#### [PROBLEM TO WORK ON]
Among the entries below, count the lines where the string "title" occurs, and give only the number.

#### [DATA PROVIDED]
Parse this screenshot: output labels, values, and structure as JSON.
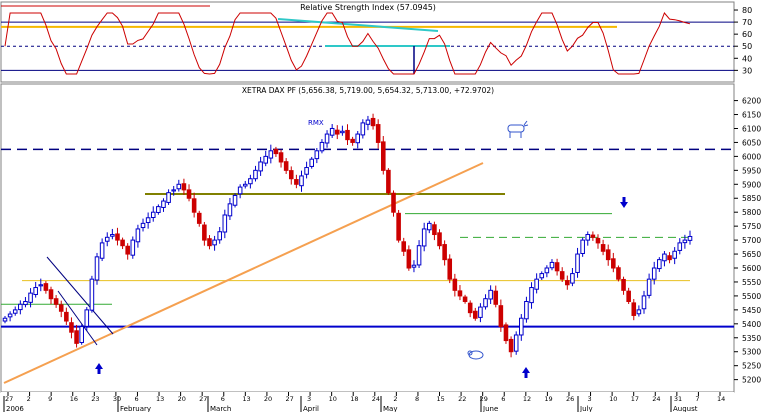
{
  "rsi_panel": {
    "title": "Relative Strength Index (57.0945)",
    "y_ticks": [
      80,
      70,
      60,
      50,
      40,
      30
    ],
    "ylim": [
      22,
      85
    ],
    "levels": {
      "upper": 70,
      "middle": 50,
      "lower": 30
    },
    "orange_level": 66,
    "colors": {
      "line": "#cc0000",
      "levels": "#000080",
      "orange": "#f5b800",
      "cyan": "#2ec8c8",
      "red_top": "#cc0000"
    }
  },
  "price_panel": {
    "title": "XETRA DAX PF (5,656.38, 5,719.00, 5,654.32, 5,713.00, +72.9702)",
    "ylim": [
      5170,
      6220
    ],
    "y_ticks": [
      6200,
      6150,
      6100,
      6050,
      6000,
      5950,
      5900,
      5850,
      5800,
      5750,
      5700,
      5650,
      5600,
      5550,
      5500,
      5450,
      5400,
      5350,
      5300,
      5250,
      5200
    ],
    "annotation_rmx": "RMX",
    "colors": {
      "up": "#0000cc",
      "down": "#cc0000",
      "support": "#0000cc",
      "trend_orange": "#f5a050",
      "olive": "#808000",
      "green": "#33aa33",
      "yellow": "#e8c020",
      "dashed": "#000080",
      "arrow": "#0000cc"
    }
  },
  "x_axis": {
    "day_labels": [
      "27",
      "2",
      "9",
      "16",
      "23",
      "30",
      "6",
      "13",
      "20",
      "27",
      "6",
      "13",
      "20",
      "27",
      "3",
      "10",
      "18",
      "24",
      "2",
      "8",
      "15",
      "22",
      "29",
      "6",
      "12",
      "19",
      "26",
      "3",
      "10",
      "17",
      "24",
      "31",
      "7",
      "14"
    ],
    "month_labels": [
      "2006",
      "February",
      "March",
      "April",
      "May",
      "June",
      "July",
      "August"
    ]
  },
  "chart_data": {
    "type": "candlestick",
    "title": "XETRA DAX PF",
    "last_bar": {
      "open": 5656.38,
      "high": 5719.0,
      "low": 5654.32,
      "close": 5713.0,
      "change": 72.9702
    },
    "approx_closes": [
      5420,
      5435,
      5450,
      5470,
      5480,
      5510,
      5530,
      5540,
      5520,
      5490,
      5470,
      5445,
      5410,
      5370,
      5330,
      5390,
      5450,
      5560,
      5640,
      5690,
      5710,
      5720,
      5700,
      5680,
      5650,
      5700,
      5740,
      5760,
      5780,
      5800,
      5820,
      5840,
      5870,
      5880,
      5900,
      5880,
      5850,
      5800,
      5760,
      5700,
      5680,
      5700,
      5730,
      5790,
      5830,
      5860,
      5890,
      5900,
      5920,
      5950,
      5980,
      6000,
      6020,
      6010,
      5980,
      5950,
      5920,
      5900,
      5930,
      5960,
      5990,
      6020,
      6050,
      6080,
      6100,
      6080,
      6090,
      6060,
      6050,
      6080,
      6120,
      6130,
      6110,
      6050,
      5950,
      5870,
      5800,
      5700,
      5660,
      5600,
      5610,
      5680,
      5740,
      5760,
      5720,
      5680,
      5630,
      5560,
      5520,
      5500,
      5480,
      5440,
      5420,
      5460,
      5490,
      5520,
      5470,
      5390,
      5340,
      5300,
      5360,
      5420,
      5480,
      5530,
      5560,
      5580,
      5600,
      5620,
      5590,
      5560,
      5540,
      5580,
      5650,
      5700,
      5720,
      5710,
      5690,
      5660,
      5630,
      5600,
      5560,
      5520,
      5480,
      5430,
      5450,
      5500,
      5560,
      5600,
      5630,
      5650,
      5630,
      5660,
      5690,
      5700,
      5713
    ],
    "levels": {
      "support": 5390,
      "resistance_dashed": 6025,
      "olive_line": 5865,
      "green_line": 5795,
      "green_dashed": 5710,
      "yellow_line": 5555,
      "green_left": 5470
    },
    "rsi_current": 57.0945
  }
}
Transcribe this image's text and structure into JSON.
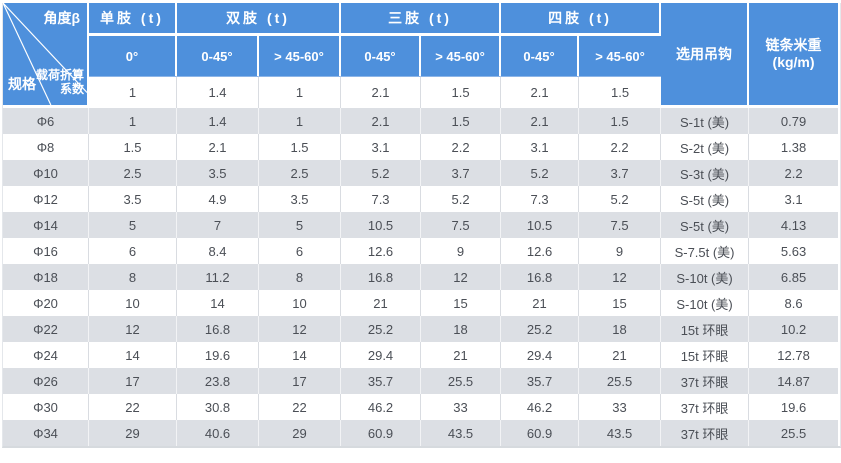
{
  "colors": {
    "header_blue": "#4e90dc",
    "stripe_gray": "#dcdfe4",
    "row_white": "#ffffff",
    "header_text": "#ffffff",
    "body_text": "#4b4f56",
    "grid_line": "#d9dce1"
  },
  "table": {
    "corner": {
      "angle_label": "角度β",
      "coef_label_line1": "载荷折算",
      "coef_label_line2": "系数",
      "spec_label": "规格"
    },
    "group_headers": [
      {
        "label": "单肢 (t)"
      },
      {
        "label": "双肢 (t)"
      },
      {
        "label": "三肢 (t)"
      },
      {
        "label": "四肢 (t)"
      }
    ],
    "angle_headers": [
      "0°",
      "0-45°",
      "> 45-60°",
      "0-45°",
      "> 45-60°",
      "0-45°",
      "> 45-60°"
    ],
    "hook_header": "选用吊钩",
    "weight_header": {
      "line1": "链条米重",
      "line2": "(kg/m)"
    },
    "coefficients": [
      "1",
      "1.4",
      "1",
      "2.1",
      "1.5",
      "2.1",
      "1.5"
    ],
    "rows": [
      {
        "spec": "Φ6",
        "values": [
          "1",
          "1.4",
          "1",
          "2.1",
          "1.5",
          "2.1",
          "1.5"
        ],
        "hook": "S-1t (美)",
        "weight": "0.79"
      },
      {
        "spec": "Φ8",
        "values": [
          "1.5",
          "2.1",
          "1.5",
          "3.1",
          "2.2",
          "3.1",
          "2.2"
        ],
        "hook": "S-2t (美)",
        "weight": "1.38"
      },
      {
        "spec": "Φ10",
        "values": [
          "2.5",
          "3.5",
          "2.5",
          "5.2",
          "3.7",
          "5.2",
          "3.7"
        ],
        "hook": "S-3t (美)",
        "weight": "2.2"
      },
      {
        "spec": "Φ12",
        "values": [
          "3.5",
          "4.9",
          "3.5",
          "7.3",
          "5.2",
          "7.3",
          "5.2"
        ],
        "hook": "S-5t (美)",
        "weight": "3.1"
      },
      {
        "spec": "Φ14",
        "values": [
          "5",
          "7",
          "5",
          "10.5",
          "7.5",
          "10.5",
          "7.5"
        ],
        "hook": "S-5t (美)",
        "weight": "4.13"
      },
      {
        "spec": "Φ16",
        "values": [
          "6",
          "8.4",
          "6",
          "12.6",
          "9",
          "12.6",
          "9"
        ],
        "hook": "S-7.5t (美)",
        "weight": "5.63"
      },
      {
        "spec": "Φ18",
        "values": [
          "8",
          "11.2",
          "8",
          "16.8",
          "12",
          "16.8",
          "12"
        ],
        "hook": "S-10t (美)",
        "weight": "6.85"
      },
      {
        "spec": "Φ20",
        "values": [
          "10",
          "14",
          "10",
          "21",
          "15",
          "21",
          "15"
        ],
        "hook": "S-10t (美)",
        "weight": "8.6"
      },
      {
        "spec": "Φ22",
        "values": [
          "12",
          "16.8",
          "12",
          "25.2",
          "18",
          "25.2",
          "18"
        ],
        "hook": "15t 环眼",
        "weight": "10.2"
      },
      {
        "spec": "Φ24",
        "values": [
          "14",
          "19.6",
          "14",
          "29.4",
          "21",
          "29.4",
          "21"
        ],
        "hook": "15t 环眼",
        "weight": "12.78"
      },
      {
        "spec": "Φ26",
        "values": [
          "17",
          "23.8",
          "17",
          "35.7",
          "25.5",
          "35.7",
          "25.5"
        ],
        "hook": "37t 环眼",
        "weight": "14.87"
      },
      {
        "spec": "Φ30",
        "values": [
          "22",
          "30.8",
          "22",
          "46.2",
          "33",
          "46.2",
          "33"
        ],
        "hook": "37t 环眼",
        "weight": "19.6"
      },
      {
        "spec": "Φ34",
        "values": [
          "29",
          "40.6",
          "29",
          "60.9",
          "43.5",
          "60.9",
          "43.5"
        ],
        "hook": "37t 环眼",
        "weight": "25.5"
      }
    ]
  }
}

#### [RESPONSE]
3